**WHAT IS BEING ASKED:**
Copy out every line that contains the word "name".

**EXTRACTED INFORMATION:**
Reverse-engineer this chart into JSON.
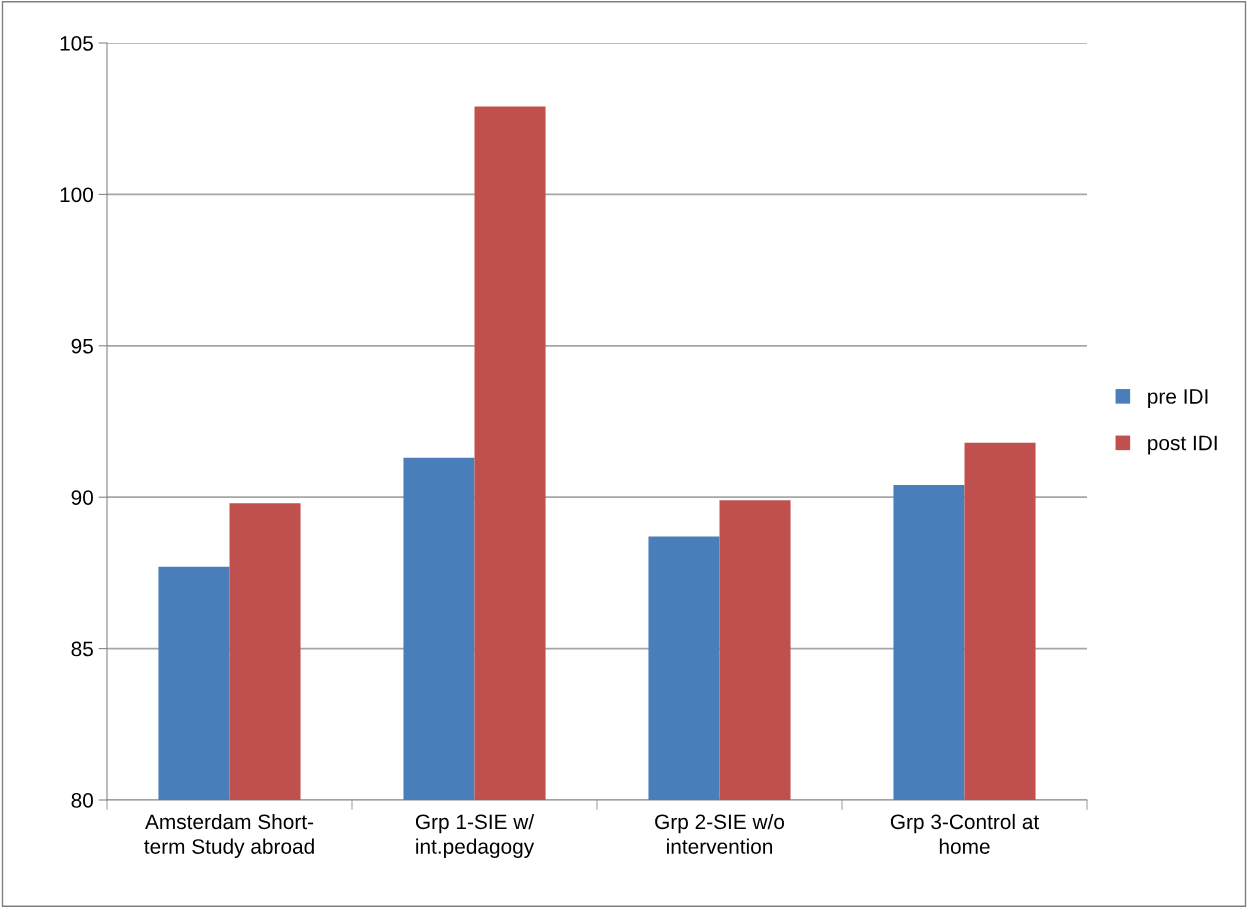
{
  "chart_data": {
    "type": "bar",
    "categories": [
      "Amsterdam Short-\nterm Study abroad",
      "Grp 1-SIE w/\nint.pedagogy",
      "Grp 2-SIE w/o\nintervention",
      "Grp 3-Control at\nhome"
    ],
    "series": [
      {
        "name": "pre IDI",
        "color": "#4a7ebb",
        "values": [
          87.7,
          91.3,
          88.7,
          90.4
        ]
      },
      {
        "name": "post IDI",
        "color": "#c0504d",
        "values": [
          89.8,
          102.9,
          89.9,
          91.8
        ]
      }
    ],
    "ylim": [
      80,
      105
    ],
    "yticks": [
      80,
      85,
      90,
      95,
      100,
      105
    ],
    "grid": "y",
    "legend": "right"
  }
}
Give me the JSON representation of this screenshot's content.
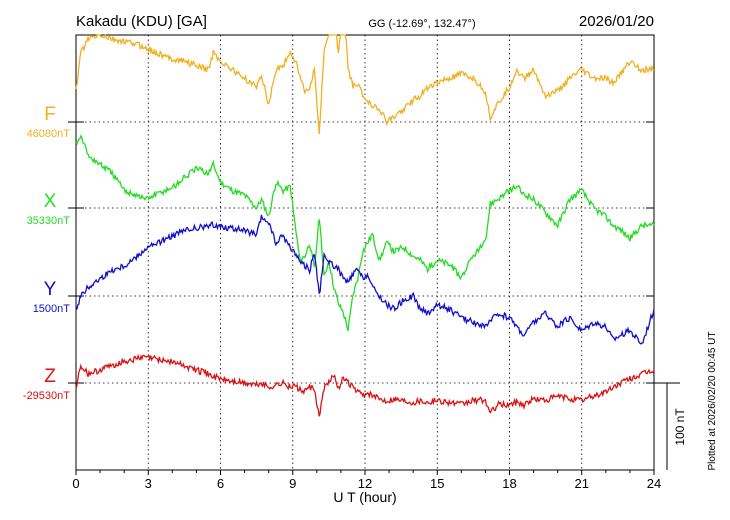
{
  "header": {
    "station": "Kakadu (KDU)  [GA]",
    "coords": "GG (-12.69°, 132.47°)",
    "date": "2026/01/20"
  },
  "footer": {
    "plotted": "Plotted at 2026/02/20 00:45 UT"
  },
  "chart_data": {
    "type": "line",
    "title": "Kakadu (KDU)  [GA]",
    "xlabel": "U T (hour)",
    "ylabel": "",
    "xlim": [
      0,
      24
    ],
    "xticks": [
      0,
      3,
      6,
      9,
      12,
      15,
      18,
      21,
      24
    ],
    "grid": true,
    "scale_bar": "100 nT",
    "colors": {
      "F": "#f0b020",
      "X": "#22dd22",
      "Y": "#1010cc",
      "Z": "#dd1111"
    },
    "series": [
      {
        "name": "F",
        "baseline": "46080nT",
        "x": [
          0,
          0.2,
          0.5,
          1,
          1.5,
          2,
          2.5,
          2.9,
          3.3,
          3.7,
          4.1,
          4.5,
          5,
          5.5,
          5.7,
          6,
          6.5,
          7,
          7.5,
          7.7,
          8,
          8.3,
          8.6,
          8.9,
          9.1,
          9.3,
          9.5,
          9.7,
          9.9,
          10.1,
          10.3,
          10.5,
          10.7,
          10.9,
          11.1,
          11.3,
          11.5,
          11.7,
          11.9,
          12.1,
          12.3,
          12.6,
          12.9,
          13.2,
          13.6,
          14,
          14.3,
          14.6,
          15,
          15.5,
          16,
          16.5,
          17,
          17.2,
          17.5,
          18,
          18.3,
          18.6,
          19,
          19.5,
          20,
          20.5,
          21,
          21.5,
          22,
          22.3,
          22.6,
          23,
          23.5,
          24
        ],
        "values": [
          35,
          80,
          95,
          100,
          95,
          92,
          90,
          85,
          80,
          75,
          72,
          70,
          65,
          60,
          80,
          70,
          60,
          50,
          40,
          55,
          20,
          60,
          65,
          80,
          70,
          55,
          35,
          40,
          60,
          -15,
          80,
          100,
          130,
          80,
          140,
          60,
          40,
          45,
          30,
          25,
          20,
          15,
          0,
          5,
          15,
          25,
          30,
          40,
          45,
          50,
          55,
          50,
          35,
          5,
          20,
          40,
          60,
          50,
          60,
          30,
          35,
          50,
          60,
          50,
          50,
          45,
          55,
          70,
          60,
          60
        ]
      },
      {
        "name": "X",
        "baseline": "35330nT",
        "x": [
          0,
          0.2,
          0.5,
          1,
          1.5,
          2,
          2.5,
          2.9,
          3.3,
          3.7,
          4.1,
          4.5,
          5,
          5.5,
          5.7,
          6,
          6.5,
          7,
          7.5,
          7.7,
          8,
          8.3,
          8.6,
          8.9,
          9.1,
          9.3,
          9.5,
          9.7,
          9.9,
          10.1,
          10.3,
          10.5,
          10.7,
          10.9,
          11.1,
          11.3,
          11.5,
          11.7,
          11.9,
          12.1,
          12.3,
          12.6,
          12.9,
          13.2,
          13.6,
          14,
          14.3,
          14.6,
          15,
          15.5,
          16,
          16.5,
          17,
          17.2,
          17.5,
          18,
          18.3,
          18.6,
          19,
          19.5,
          20,
          20.5,
          21,
          21.5,
          22,
          22.3,
          22.6,
          23,
          23.5,
          24
        ],
        "values": [
          75,
          85,
          60,
          50,
          40,
          20,
          15,
          10,
          15,
          20,
          25,
          35,
          45,
          40,
          50,
          30,
          20,
          15,
          0,
          10,
          -10,
          30,
          20,
          25,
          -20,
          -60,
          -55,
          -40,
          -70,
          -10,
          -80,
          -60,
          -90,
          -110,
          -120,
          -140,
          -100,
          -80,
          -50,
          -40,
          -30,
          -60,
          -40,
          -50,
          -45,
          -55,
          -60,
          -70,
          -60,
          -65,
          -80,
          -55,
          -40,
          5,
          10,
          20,
          25,
          15,
          10,
          -5,
          -20,
          10,
          20,
          0,
          -10,
          -20,
          -25,
          -35,
          -20,
          -20
        ]
      },
      {
        "name": "Y",
        "baseline": "1500nT",
        "x": [
          0,
          0.2,
          0.5,
          1,
          1.5,
          2,
          2.5,
          2.9,
          3.3,
          3.7,
          4.1,
          4.5,
          5,
          5.5,
          5.7,
          6,
          6.5,
          7,
          7.5,
          7.7,
          8,
          8.3,
          8.6,
          8.9,
          9.1,
          9.3,
          9.5,
          9.7,
          9.9,
          10.1,
          10.3,
          10.5,
          10.7,
          10.9,
          11.1,
          11.3,
          11.5,
          11.7,
          11.9,
          12.1,
          12.3,
          12.6,
          12.9,
          13.2,
          13.6,
          14,
          14.3,
          14.6,
          15,
          15.5,
          16,
          16.5,
          17,
          17.2,
          17.5,
          18,
          18.3,
          18.6,
          19,
          19.5,
          20,
          20.5,
          21,
          21.5,
          22,
          22.3,
          22.6,
          23,
          23.5,
          24
        ],
        "values": [
          -15,
          0,
          10,
          20,
          30,
          35,
          45,
          55,
          60,
          65,
          70,
          75,
          78,
          80,
          82,
          80,
          78,
          75,
          70,
          90,
          85,
          60,
          70,
          55,
          50,
          40,
          35,
          30,
          50,
          0,
          45,
          40,
          35,
          30,
          20,
          15,
          25,
          30,
          20,
          25,
          10,
          0,
          -10,
          -15,
          -5,
          0,
          -15,
          -20,
          -10,
          -15,
          -25,
          -30,
          -35,
          -30,
          -20,
          -25,
          -35,
          -45,
          -30,
          -20,
          -35,
          -25,
          -40,
          -30,
          -35,
          -50,
          -45,
          -40,
          -55,
          -15
        ]
      },
      {
        "name": "Z",
        "baseline": "-29530nT",
        "x": [
          0,
          0.2,
          0.5,
          1,
          1.5,
          2,
          2.5,
          2.9,
          3.3,
          3.7,
          4.1,
          4.5,
          5,
          5.5,
          5.7,
          6,
          6.5,
          7,
          7.5,
          7.7,
          8,
          8.3,
          8.6,
          8.9,
          9.1,
          9.3,
          9.5,
          9.7,
          9.9,
          10.1,
          10.3,
          10.5,
          10.7,
          10.9,
          11.1,
          11.3,
          11.5,
          11.7,
          11.9,
          12.1,
          12.3,
          12.6,
          12.9,
          13.2,
          13.6,
          14,
          14.3,
          14.6,
          15,
          15.5,
          16,
          16.5,
          17,
          17.2,
          17.5,
          18,
          18.3,
          18.6,
          19,
          19.5,
          20,
          20.5,
          21,
          21.5,
          22,
          22.3,
          22.6,
          23,
          23.5,
          24
        ],
        "values": [
          -5,
          20,
          10,
          15,
          20,
          25,
          28,
          30,
          28,
          26,
          24,
          20,
          15,
          10,
          8,
          5,
          2,
          0,
          -2,
          0,
          -5,
          -2,
          0,
          -5,
          -3,
          -8,
          -10,
          -5,
          -8,
          -40,
          -5,
          0,
          10,
          -5,
          5,
          0,
          -5,
          -10,
          -15,
          -12,
          -15,
          -18,
          -20,
          -18,
          -20,
          -22,
          -20,
          -22,
          -20,
          -22,
          -25,
          -20,
          -20,
          -35,
          -25,
          -25,
          -22,
          -25,
          -18,
          -20,
          -15,
          -18,
          -20,
          -15,
          -10,
          -5,
          0,
          5,
          10,
          15
        ]
      }
    ]
  }
}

**EXERCISE RESPONSE:**
        "name": "pre IDI",
        "name": "post IDI",
        "name": "F",
        "name": "X",
        "name": "Y",
        "name": "Z",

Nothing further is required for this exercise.